● **DOCUMENT EXCERPT**:
=== Section Start ===

Field Spectroradiometer Characterization of Solar-Induced Fluorescence to Monitor Plant Health, Estimate Carbon Flux, and Application as Ground-Truth Data

Thursday, 18 December 2014
Trina Merrick1, Ralf Bennartz1,2 and John Rausch2, (1)Vanderbilt University, Nashville, TN, United States, (2)University of Wisconsin Madison, Madison, WI, United States
Solar-Induced Fluorescence (SIF) has been demonstrated to be an indicator of plant photosynthetic functioning and is proportional carbon uptake. Other indices, such as the Normalized Difference Vegetation Index (NDVI) and the Photochemical Reflectance Index (PRI) are also commonly used to monitor plant activity using remote sensing techniques. Determining the best indices for plant health, calculating carbon fixation efficiently and economically, and developing reliable ground truthing methods for satellite data will allow monitoring and comparison of regional scale carbon fluxes. In this study, spectral measurements made with a passive field spectroradiometer were used to record spectral radiances from a selection of plants in the laboratory and field. SIF is less complicated to extract under limited wavelength illumination in the laboratory. These were used to validate the Fraunhofer Line Depth Method (FLD) applied to field measurements under solar illumination. SIF, NDVI, and PRI were calculated from the spectral measurements to determine functioning of the plants and to estimate carbon fixation under both normal and water stress conditions. Previous literature and preliminary findings suggest SIF is an earlier indicator of stress and clearer estimator of carbon uptake than NDVI or PRI. Therefore, SIF is a potential monitoring index for photosynthetic activity and its retrieval with this instrument and process is desirable. We will report on the comparison of laboratory and field estimates of SIF, the evaluation of plant health indices, and the changes in SIF with stress. Given strong evidence that obtaining accurate carbon flux information via this remote sensing process is possible, this retrieval method could be reliably utilized as ground truth data for OCO2 and OCO3. In the near future, ground spectral data such as these can be combined with OCO2 data for regional monitoring and comparisons of carbon fixation, advancing carbon flux calculations and carbon-climate connections.

=== Section End ===

● **USING THE INFORMATION**:
A. Translate this sentence from the solar-induced fluorescence abstract into Spanish: "SIF is less complicated to extract under limited wavelength illumination in the laboratory."
B. List every abbreviation that the solar-induced fluorescence abstract defines in parentheses, with the full term each one stands for.
The material below comes from a different source than the solar-induced fluorescence abstract.

● **LISTED RECORDS**:
=== Section Start ===

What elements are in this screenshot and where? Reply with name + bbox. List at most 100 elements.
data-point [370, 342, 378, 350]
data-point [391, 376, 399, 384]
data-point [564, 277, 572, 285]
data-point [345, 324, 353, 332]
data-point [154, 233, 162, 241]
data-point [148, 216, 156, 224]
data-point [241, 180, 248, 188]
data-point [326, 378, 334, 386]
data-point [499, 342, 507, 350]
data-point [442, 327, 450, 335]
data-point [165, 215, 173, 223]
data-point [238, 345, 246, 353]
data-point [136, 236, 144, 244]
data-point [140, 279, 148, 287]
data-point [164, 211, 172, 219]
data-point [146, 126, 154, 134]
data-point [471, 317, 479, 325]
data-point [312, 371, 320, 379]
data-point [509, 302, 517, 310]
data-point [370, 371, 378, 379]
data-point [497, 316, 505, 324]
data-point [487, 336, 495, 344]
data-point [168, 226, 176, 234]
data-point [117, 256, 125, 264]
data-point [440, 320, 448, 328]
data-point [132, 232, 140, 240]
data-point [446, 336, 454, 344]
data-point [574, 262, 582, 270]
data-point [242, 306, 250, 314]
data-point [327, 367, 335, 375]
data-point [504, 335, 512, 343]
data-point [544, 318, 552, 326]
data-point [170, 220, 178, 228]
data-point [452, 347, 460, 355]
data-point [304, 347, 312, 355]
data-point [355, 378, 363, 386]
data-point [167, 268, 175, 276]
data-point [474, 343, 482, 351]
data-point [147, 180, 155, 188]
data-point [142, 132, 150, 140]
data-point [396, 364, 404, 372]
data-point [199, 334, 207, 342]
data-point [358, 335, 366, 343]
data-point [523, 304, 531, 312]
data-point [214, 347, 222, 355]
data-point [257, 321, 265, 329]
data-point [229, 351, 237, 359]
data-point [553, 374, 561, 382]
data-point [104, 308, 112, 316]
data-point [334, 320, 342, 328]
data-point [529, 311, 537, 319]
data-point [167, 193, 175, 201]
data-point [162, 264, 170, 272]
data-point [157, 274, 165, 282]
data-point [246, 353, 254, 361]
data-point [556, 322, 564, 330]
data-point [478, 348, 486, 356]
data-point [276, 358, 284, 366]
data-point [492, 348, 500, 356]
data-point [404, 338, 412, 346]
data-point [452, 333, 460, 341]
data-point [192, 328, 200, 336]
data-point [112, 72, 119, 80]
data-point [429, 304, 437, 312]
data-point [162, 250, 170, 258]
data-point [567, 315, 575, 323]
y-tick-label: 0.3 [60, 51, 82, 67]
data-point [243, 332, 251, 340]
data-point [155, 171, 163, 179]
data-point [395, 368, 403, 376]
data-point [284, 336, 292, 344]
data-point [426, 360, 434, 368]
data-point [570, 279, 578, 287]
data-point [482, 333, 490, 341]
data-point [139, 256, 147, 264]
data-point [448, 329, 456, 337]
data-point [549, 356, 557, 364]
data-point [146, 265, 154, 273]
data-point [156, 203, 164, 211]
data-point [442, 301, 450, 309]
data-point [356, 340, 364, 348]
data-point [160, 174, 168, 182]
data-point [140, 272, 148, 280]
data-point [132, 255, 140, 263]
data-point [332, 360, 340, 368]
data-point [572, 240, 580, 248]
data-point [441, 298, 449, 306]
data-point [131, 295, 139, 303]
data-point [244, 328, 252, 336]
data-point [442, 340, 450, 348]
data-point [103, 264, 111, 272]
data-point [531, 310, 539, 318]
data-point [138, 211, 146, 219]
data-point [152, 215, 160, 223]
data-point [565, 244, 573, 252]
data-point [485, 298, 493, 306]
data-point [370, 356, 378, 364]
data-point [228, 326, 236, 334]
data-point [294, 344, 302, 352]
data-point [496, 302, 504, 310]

=== Section End ===

● **ANSWERS GIVEN**:
A. La SIF es menos complicada de extraer bajo iluminación de longitud de onda limitada en el laboratorio.

B.
- SIF: Solar-Induced Fluorescence
- NDVI: Normalized Difference Vegetation Index
- PRI: Photochemical Reflectance Index
- FLD: Fraunhofer Line Depth Method